Gather all lines with the word "there" in them.

★ ★ ★

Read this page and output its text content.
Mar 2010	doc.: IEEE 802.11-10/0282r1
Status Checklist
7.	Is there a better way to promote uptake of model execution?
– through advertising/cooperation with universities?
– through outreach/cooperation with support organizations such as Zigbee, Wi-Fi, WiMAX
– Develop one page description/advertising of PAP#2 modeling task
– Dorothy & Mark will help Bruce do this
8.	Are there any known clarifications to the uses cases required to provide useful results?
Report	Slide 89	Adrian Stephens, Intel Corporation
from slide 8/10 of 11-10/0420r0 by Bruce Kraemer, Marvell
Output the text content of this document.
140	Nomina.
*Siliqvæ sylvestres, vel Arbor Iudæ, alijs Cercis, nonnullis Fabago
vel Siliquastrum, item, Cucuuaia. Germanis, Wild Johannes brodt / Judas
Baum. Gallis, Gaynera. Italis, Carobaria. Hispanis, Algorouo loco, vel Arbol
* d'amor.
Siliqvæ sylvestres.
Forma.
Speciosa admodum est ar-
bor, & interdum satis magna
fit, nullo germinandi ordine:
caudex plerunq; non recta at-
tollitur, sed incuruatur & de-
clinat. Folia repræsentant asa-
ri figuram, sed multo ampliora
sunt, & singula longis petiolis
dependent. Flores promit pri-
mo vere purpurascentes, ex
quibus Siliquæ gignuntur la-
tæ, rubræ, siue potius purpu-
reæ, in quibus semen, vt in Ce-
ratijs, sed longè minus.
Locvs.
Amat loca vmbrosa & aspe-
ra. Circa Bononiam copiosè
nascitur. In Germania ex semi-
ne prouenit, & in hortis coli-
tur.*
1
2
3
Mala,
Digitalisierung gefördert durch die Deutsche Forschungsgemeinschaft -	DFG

★ ★ ★

Answer to the exercise:
7.	Is there a better way to promote uptake of model execution?
8.	Are there any known clarifications to the uses cases required to provide useful results?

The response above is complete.